Records
-- BEGIN --
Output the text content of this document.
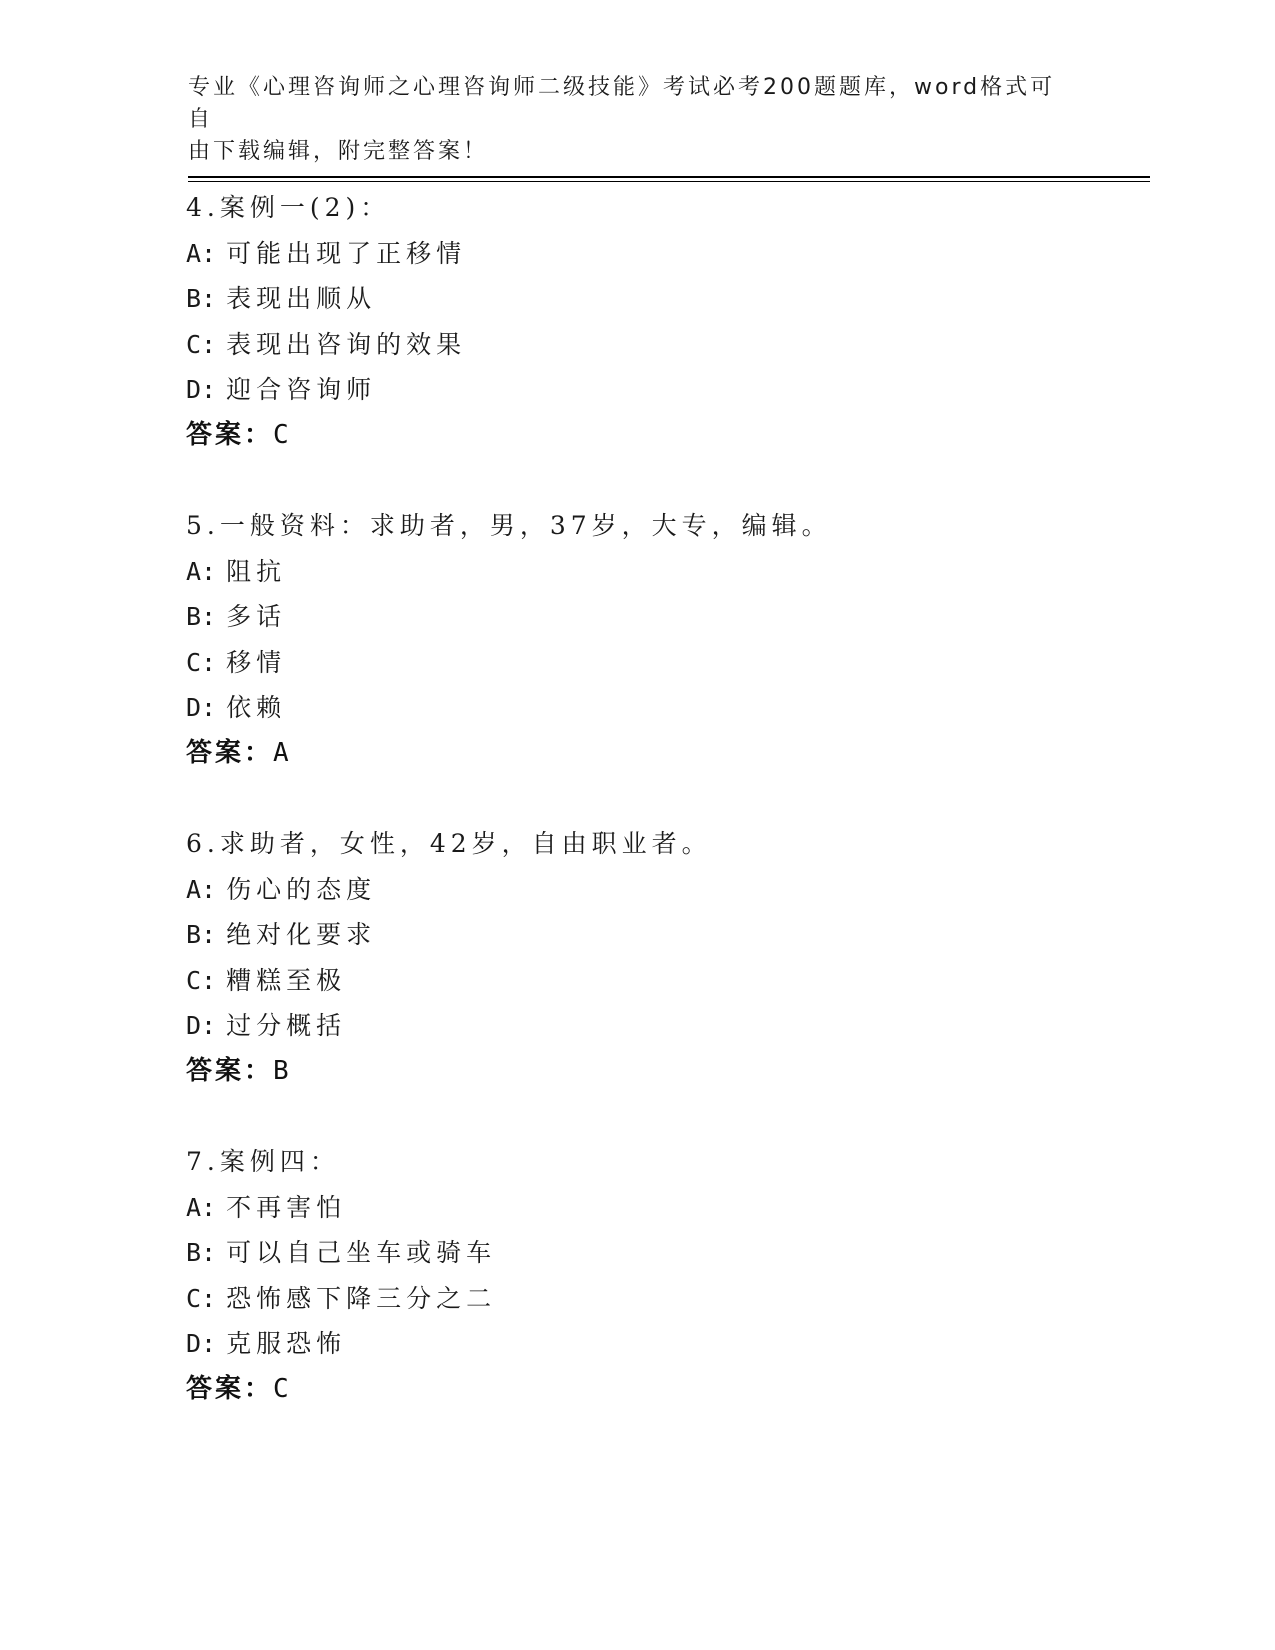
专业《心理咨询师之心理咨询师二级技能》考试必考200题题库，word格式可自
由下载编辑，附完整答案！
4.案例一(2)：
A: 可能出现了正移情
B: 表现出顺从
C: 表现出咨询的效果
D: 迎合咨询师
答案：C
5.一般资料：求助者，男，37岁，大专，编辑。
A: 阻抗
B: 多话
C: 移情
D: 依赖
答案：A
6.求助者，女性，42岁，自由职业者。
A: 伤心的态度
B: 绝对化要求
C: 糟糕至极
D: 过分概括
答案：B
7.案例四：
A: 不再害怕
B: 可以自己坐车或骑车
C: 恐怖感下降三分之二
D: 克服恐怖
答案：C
-- END --
-- BEGIN --
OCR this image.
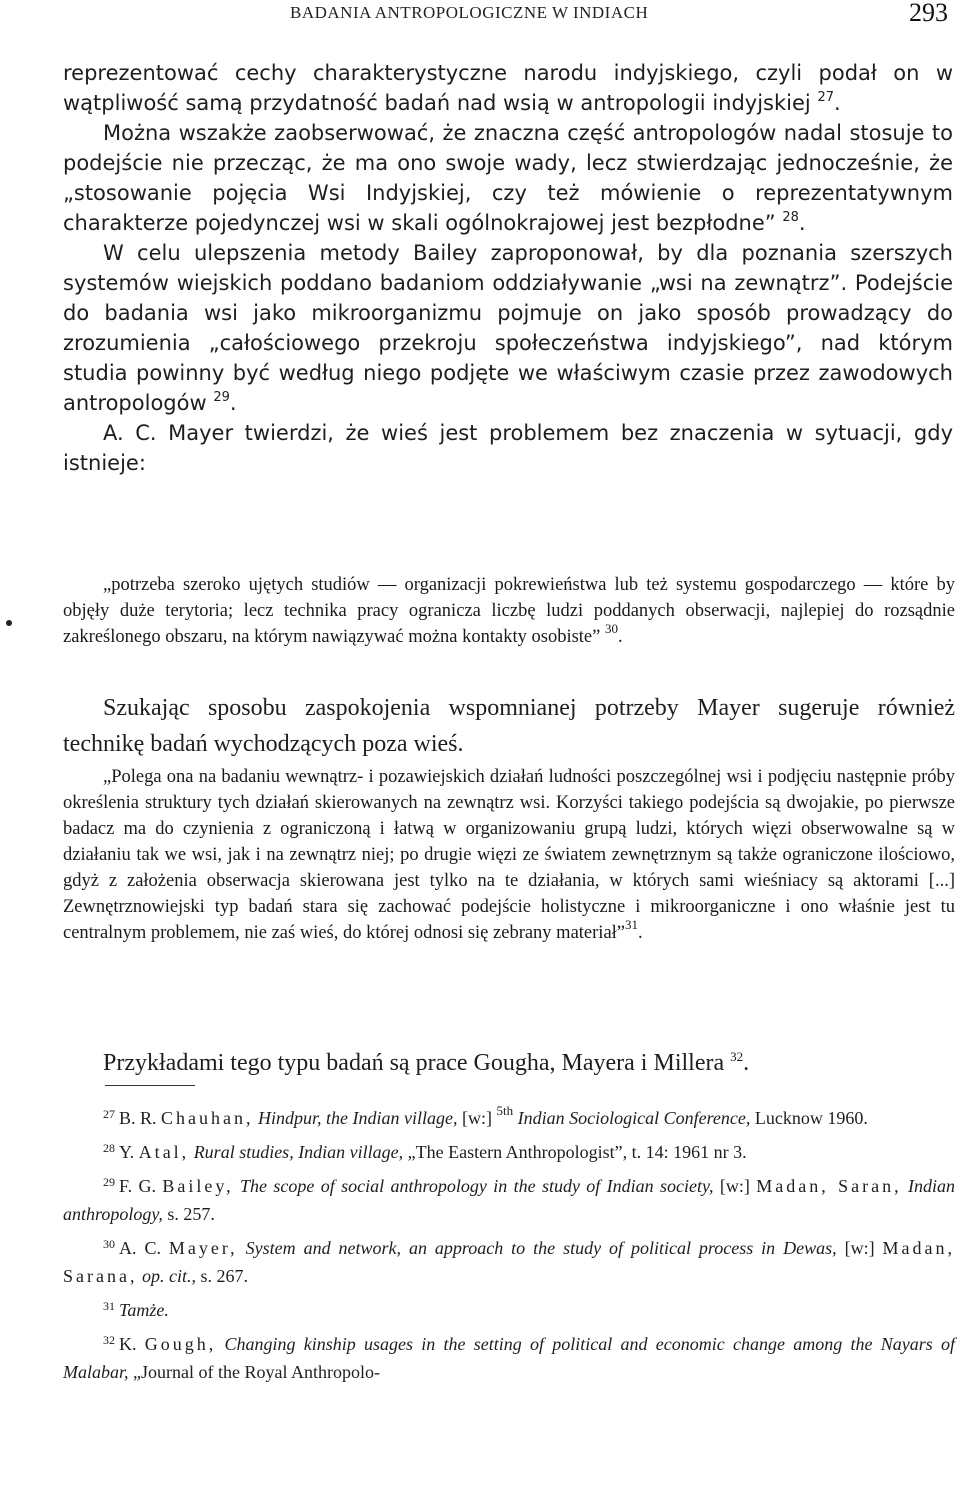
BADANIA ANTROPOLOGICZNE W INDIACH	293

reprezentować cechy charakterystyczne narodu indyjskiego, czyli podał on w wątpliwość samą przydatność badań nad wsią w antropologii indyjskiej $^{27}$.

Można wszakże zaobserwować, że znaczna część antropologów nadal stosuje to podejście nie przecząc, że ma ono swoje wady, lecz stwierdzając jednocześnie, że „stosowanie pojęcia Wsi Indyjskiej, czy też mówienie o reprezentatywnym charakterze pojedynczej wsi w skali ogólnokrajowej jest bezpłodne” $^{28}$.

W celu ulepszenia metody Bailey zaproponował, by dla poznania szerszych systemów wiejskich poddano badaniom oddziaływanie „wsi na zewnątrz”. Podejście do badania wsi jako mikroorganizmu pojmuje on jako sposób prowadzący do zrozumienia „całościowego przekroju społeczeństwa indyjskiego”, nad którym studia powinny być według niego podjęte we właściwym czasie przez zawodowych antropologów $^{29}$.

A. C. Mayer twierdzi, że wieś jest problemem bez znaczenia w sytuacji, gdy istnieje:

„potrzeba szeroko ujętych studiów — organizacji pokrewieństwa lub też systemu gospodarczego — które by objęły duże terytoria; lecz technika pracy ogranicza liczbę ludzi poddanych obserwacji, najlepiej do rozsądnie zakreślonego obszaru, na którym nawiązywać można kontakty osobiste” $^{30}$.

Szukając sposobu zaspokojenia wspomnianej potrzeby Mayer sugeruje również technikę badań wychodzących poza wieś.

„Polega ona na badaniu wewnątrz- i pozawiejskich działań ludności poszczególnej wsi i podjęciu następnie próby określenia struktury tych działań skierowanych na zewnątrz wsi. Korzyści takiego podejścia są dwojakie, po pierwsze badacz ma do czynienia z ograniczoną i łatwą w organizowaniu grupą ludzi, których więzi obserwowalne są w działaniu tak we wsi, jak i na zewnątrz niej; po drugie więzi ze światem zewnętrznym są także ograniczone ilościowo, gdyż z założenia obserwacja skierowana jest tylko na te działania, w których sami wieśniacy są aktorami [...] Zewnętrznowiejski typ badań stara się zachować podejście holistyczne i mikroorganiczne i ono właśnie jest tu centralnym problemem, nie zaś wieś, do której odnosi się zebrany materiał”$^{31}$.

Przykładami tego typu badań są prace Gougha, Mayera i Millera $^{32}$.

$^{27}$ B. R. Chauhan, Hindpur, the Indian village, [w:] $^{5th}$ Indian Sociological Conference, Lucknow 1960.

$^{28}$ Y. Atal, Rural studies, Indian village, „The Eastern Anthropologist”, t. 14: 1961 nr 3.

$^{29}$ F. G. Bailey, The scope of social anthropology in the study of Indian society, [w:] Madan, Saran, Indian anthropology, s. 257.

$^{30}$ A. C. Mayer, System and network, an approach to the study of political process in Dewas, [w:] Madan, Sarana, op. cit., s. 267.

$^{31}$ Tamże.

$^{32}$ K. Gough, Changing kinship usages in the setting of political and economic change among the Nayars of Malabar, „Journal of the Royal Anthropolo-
-- END --
Pick out the lines that contain "political" and copy them.

$^{30}$ A. C. Mayer, System and network, an approach to the study of political process in Dewas, [w:] Madan, Sarana, op. cit., s. 267.
$^{32}$ K. Gough, Changing kinship usages in the setting of political and economic change among the Nayars of Malabar, „Journal of the Royal Anthropolo-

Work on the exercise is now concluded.